* **Given instruction**:
Reproduce each line of the records below verbatim, preserving every entry and its original order.

* **Input**:
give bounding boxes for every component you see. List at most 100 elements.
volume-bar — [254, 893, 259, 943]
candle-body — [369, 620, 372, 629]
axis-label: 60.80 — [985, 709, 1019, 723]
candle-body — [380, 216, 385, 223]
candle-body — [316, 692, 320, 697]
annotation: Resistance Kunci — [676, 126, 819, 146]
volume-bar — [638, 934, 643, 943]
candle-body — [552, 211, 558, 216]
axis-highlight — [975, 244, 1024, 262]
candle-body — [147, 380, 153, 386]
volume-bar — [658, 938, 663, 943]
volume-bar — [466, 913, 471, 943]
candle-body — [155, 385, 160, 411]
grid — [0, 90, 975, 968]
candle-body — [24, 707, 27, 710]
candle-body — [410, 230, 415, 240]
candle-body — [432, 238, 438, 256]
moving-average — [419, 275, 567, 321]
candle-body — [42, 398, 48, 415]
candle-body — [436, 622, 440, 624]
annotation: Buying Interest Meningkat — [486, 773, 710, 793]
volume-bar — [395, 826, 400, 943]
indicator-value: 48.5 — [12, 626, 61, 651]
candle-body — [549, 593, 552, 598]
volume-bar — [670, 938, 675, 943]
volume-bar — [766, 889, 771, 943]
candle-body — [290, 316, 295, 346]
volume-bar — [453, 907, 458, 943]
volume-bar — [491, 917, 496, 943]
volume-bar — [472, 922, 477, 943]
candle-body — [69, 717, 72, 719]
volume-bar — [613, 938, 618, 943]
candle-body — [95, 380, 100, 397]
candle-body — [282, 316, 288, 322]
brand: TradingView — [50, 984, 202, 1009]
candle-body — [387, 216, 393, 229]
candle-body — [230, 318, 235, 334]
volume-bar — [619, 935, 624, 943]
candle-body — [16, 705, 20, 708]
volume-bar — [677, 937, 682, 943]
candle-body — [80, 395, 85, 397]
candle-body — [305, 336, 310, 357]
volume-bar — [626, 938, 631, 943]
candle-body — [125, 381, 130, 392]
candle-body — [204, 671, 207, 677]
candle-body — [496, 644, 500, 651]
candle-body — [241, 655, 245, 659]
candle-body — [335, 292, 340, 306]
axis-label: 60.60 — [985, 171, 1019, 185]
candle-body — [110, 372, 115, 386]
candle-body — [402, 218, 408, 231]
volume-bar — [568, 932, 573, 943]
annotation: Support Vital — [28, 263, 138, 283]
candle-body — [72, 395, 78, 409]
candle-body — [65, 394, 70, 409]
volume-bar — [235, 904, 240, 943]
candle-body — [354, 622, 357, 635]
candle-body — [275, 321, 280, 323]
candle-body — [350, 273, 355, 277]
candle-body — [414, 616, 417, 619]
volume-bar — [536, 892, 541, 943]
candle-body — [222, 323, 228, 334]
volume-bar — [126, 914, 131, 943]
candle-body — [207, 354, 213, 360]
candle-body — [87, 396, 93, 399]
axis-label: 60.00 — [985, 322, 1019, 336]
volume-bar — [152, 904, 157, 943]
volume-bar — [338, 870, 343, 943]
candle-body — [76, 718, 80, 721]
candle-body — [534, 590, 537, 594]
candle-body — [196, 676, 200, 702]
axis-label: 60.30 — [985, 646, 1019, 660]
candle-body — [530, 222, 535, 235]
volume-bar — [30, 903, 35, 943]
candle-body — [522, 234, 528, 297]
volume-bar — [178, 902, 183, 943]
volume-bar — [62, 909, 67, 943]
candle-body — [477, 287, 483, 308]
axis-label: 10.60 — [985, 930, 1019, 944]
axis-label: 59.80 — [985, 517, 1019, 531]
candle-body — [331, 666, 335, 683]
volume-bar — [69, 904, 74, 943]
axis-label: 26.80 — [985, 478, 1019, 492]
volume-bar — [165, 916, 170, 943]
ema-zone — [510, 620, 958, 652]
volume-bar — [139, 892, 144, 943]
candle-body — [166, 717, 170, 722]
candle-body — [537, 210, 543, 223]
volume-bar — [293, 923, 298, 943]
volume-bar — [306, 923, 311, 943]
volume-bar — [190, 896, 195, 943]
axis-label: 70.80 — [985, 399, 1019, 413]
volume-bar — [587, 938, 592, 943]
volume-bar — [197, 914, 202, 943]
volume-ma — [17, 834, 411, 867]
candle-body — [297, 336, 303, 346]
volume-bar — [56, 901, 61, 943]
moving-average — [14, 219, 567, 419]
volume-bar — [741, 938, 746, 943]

* **Result of the exercise**:
give bounding boxes for every component you see. List at most 100 elements.
volume-bar — [254, 893, 259, 943]
candle-body — [369, 620, 372, 629]
axis-label: 60.80 — [985, 709, 1019, 723]
candle-body — [380, 216, 385, 223]
candle-body — [316, 692, 320, 697]
annotation: Resistance Kunci — [676, 126, 819, 146]
volume-bar — [638, 934, 643, 943]
candle-body — [552, 211, 558, 216]
axis-highlight — [975, 244, 1024, 262]
candle-body — [147, 380, 153, 386]
volume-bar — [658, 938, 663, 943]
volume-bar — [466, 913, 471, 943]
candle-body — [155, 385, 160, 411]
grid — [0, 90, 975, 968]
candle-body — [24, 707, 27, 710]
candle-body — [410, 230, 415, 240]
candle-body — [432, 238, 438, 256]
moving-average — [419, 275, 567, 321]
candle-body — [42, 398, 48, 415]
candle-body — [436, 622, 440, 624]
annotation: Buying Interest Meningkat — [486, 773, 710, 793]
volume-bar — [395, 826, 400, 943]
indicator-value: 48.5 — [12, 626, 61, 651]
candle-body — [549, 593, 552, 598]
volume-bar — [670, 938, 675, 943]
volume-bar — [766, 889, 771, 943]
candle-body — [290, 316, 295, 346]
volume-bar — [453, 907, 458, 943]
volume-bar — [491, 917, 496, 943]
volume-bar — [472, 922, 477, 943]
candle-body — [69, 717, 72, 719]
volume-bar — [613, 938, 618, 943]
candle-body — [95, 380, 100, 397]
candle-body — [282, 316, 288, 322]
brand: TradingView — [50, 984, 202, 1009]
candle-body — [387, 216, 393, 229]
candle-body — [230, 318, 235, 334]
volume-bar — [619, 935, 624, 943]
candle-body — [16, 705, 20, 708]
volume-bar — [677, 937, 682, 943]
candle-body — [80, 395, 85, 397]
candle-body — [305, 336, 310, 357]
volume-bar — [626, 938, 631, 943]
candle-body — [125, 381, 130, 392]
candle-body — [204, 671, 207, 677]
candle-body — [496, 644, 500, 651]
candle-body — [241, 655, 245, 659]
candle-body — [335, 292, 340, 306]
axis-label: 60.60 — [985, 171, 1019, 185]
candle-body — [110, 372, 115, 386]
candle-body — [402, 218, 408, 231]
volume-bar — [568, 932, 573, 943]
annotation: Support Vital — [28, 263, 138, 283]
candle-body — [72, 395, 78, 409]
candle-body — [65, 394, 70, 409]
volume-bar — [235, 904, 240, 943]
candle-body — [354, 622, 357, 635]
candle-body — [275, 321, 280, 323]
candle-body — [350, 273, 355, 277]
candle-body — [414, 616, 417, 619]
volume-bar — [536, 892, 541, 943]
candle-body — [222, 323, 228, 334]
volume-bar — [126, 914, 131, 943]
candle-body — [207, 354, 213, 360]
candle-body — [87, 396, 93, 399]
axis-label: 60.00 — [985, 322, 1019, 336]
volume-bar — [152, 904, 157, 943]
volume-bar — [338, 870, 343, 943]
candle-body — [76, 718, 80, 721]
candle-body — [534, 590, 537, 594]
candle-body — [196, 676, 200, 702]
axis-label: 60.30 — [985, 646, 1019, 660]
candle-body — [530, 222, 535, 235]
volume-bar — [30, 903, 35, 943]
candle-body — [522, 234, 528, 297]
volume-bar — [178, 902, 183, 943]
volume-bar — [62, 909, 67, 943]
candle-body — [477, 287, 483, 308]
axis-label: 10.60 — [985, 930, 1019, 944]
axis-label: 59.80 — [985, 517, 1019, 531]
candle-body — [331, 666, 335, 683]
volume-bar — [69, 904, 74, 943]
axis-label: 26.80 — [985, 478, 1019, 492]
volume-bar — [165, 916, 170, 943]
ema-zone — [510, 620, 958, 652]
volume-bar — [139, 892, 144, 943]
candle-body — [166, 717, 170, 722]
candle-body — [537, 210, 543, 223]
volume-bar — [293, 923, 298, 943]
volume-bar — [306, 923, 311, 943]
volume-bar — [190, 896, 195, 943]
axis-label: 70.80 — [985, 399, 1019, 413]
volume-bar — [587, 938, 592, 943]
volume-bar — [197, 914, 202, 943]
volume-ma — [17, 834, 411, 867]
candle-body — [297, 336, 303, 346]
volume-bar — [56, 901, 61, 943]
moving-average — [14, 219, 567, 419]
volume-bar — [741, 938, 746, 943]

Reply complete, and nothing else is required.